* **Set problem**: Go through the listing beneath this task and return every line that carries the string "لونڈیا".

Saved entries
════════════════
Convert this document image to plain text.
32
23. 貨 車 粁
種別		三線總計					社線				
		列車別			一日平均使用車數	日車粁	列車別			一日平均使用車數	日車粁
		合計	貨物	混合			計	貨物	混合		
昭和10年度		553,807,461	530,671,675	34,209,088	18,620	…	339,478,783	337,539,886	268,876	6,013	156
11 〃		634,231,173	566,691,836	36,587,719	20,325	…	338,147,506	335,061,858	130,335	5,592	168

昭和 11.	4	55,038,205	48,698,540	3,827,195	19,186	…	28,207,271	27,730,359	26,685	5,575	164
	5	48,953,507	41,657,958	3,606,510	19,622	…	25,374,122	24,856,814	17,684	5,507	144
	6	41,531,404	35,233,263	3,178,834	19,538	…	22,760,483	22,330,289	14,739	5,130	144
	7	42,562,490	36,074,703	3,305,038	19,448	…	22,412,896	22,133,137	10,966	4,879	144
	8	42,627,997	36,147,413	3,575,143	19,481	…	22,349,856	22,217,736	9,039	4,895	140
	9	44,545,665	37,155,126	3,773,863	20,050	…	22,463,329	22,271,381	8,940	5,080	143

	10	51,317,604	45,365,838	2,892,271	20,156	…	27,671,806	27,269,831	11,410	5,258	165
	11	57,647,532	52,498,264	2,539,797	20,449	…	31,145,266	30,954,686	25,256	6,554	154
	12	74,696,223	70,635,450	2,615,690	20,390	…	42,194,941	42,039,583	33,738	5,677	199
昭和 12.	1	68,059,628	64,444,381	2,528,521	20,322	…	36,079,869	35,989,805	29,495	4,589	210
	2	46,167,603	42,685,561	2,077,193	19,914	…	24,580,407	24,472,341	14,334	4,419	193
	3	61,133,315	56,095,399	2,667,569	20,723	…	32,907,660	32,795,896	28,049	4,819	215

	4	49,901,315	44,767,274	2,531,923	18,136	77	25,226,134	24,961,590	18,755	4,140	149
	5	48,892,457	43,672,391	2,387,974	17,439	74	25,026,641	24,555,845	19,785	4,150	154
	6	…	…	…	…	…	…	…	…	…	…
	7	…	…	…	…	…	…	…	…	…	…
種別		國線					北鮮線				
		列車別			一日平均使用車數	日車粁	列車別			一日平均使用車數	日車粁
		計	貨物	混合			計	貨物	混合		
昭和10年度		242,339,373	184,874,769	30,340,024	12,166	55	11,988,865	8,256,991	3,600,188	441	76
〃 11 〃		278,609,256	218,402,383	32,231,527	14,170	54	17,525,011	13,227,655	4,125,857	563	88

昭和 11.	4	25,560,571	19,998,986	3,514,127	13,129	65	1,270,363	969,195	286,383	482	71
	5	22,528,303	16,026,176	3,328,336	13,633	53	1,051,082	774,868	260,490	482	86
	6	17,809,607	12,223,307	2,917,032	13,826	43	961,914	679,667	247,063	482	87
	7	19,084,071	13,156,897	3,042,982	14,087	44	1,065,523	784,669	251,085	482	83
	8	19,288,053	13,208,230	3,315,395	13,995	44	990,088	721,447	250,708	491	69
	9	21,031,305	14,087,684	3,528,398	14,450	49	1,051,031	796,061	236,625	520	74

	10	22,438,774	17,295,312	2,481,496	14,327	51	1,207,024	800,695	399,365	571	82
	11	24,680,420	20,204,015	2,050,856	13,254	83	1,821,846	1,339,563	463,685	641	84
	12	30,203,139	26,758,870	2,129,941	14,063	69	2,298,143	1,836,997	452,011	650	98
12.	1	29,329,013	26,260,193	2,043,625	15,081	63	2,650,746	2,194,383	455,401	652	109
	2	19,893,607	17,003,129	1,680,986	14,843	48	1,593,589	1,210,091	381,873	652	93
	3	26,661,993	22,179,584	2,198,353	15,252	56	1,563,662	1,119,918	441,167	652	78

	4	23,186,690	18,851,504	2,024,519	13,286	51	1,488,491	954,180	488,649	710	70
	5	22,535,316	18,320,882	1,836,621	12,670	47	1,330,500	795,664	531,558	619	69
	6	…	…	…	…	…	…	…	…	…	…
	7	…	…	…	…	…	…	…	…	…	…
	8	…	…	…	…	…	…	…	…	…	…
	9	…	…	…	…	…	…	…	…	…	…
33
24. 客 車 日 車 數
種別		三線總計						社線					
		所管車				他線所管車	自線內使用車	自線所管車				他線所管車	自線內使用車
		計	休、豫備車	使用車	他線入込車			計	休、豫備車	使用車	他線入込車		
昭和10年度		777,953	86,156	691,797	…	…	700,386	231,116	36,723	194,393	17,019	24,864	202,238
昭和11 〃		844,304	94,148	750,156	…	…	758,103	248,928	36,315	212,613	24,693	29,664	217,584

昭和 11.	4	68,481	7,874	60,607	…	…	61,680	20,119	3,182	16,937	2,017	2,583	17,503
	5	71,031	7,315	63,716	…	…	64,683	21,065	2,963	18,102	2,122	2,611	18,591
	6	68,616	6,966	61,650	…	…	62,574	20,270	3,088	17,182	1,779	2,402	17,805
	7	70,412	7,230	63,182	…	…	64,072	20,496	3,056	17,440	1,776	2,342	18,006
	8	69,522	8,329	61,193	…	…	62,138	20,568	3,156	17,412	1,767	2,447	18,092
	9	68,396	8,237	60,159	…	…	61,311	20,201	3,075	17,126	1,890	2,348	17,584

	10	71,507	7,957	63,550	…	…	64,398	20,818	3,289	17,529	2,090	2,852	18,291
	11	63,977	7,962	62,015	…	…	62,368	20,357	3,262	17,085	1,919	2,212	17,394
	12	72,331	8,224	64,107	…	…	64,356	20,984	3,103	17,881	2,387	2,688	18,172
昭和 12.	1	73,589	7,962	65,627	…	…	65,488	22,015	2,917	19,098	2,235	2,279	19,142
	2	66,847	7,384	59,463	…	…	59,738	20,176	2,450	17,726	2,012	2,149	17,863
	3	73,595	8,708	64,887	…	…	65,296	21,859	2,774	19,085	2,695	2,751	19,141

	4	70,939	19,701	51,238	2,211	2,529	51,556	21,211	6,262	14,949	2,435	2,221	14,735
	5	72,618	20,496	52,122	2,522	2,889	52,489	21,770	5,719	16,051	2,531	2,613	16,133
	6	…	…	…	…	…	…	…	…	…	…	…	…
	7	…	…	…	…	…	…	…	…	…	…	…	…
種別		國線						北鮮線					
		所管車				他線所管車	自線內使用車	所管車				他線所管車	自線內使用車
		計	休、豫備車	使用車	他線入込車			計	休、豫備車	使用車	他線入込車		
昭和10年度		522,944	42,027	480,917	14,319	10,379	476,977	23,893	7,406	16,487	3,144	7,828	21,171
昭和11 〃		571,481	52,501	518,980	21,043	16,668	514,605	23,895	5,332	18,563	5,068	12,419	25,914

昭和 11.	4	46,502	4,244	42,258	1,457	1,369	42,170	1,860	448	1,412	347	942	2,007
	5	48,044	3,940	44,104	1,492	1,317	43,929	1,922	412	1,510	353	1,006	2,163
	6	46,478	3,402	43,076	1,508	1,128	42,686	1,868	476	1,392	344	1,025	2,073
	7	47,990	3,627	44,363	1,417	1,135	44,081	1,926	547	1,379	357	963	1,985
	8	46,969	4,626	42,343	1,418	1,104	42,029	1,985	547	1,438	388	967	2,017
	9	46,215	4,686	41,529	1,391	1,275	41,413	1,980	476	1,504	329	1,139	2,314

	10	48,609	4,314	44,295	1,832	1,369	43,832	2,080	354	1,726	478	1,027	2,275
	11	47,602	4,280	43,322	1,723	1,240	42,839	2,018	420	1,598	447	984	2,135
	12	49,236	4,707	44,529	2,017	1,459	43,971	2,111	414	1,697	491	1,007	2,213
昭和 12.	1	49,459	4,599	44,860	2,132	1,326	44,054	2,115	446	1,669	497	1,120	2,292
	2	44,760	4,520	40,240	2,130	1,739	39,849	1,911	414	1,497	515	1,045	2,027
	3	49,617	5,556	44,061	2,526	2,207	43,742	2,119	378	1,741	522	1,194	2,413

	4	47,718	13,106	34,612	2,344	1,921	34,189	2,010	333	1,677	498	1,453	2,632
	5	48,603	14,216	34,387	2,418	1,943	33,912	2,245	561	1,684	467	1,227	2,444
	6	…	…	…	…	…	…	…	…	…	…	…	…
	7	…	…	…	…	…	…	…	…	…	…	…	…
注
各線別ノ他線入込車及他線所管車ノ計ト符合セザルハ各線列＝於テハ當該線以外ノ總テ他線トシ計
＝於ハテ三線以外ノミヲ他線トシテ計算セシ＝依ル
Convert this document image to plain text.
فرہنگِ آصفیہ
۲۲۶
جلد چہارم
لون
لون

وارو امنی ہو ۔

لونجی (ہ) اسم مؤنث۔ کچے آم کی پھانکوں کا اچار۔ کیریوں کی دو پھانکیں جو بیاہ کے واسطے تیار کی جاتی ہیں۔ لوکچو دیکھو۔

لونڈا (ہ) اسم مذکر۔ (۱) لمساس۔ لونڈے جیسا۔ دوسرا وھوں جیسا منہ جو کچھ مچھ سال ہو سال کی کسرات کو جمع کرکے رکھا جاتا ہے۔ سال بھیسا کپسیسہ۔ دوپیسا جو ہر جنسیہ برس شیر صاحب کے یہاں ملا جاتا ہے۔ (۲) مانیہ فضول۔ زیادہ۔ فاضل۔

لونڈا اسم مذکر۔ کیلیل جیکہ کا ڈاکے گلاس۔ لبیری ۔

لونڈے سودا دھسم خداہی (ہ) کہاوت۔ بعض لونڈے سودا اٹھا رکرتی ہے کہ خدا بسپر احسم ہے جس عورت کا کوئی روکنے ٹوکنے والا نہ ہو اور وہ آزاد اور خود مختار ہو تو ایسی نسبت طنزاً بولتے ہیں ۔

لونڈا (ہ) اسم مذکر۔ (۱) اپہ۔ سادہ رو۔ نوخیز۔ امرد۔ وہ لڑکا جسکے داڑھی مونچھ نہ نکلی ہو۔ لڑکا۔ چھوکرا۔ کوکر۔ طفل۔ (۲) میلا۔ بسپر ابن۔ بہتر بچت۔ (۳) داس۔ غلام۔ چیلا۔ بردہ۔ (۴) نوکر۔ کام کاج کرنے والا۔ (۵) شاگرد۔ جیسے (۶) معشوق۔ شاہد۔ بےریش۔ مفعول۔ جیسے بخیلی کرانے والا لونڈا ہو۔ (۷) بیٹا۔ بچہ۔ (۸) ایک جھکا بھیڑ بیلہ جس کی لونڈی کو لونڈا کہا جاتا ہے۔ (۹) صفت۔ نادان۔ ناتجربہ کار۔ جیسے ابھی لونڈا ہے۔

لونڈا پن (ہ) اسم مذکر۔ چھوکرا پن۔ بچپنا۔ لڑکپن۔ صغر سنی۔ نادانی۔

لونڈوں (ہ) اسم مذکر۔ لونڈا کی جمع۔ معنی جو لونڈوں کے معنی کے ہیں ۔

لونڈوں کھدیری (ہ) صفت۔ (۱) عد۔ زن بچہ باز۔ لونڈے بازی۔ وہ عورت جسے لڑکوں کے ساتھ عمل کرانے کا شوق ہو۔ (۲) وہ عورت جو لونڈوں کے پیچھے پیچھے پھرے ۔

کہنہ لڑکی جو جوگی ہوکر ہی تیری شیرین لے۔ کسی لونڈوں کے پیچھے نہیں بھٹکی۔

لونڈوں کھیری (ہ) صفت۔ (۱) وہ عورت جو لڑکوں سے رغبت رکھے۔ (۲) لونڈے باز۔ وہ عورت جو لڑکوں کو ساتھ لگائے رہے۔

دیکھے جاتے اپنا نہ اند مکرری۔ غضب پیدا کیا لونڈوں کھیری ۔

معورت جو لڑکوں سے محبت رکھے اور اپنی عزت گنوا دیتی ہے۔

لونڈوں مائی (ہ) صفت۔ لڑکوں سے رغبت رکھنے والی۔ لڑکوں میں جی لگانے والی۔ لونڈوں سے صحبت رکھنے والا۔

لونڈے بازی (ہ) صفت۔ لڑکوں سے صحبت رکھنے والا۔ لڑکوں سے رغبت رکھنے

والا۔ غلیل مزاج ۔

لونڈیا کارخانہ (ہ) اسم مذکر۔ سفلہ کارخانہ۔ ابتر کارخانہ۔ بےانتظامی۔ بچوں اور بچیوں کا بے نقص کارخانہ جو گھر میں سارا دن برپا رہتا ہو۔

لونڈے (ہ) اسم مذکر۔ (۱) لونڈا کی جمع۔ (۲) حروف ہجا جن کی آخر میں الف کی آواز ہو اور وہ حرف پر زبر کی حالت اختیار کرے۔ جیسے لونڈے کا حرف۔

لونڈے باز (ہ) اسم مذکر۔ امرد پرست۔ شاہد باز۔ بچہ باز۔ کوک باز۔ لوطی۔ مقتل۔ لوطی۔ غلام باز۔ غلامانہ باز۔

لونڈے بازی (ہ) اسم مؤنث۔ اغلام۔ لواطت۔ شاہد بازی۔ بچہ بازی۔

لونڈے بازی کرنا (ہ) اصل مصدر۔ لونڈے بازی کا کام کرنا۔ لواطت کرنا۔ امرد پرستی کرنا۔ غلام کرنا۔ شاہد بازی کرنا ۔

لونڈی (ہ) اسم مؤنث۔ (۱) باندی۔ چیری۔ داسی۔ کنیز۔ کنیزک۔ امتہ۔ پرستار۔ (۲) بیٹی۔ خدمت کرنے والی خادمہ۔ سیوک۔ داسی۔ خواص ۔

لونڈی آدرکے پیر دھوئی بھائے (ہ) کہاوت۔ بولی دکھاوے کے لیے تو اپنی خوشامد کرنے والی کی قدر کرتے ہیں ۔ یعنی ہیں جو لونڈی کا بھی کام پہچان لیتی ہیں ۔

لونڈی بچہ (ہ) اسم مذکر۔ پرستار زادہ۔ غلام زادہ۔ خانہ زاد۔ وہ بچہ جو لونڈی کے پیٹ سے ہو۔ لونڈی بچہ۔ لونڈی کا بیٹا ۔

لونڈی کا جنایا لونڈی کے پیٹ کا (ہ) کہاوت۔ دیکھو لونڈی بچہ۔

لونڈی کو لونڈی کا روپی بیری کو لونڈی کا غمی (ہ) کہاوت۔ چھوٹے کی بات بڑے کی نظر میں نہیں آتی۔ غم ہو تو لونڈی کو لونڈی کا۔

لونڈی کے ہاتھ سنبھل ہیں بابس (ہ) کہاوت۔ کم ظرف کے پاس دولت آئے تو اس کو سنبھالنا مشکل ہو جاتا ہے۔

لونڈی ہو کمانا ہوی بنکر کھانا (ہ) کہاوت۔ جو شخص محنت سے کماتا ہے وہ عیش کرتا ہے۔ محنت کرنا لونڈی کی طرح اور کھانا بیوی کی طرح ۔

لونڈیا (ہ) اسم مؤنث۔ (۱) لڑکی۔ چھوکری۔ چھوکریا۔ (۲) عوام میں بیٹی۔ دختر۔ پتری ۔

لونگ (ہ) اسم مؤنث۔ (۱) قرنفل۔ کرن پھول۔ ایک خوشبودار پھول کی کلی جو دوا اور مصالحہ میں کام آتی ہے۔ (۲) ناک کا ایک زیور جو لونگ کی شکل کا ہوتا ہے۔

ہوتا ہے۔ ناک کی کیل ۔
════════════════
* **Final result**:
لونڈیا کارخانہ (ہ) اسم مذکر۔ سفلہ کارخانہ۔ ابتر کارخانہ۔ بےانتظامی۔ بچوں اور بچیوں کا بے نقص کارخانہ جو گھر میں سارا دن برپا رہتا ہو۔
لونڈیا (ہ) اسم مؤنث۔ (۱) لڑکی۔ چھوکری۔ چھوکریا۔ (۲) عوام میں بیٹی۔ دختر۔ پتری ۔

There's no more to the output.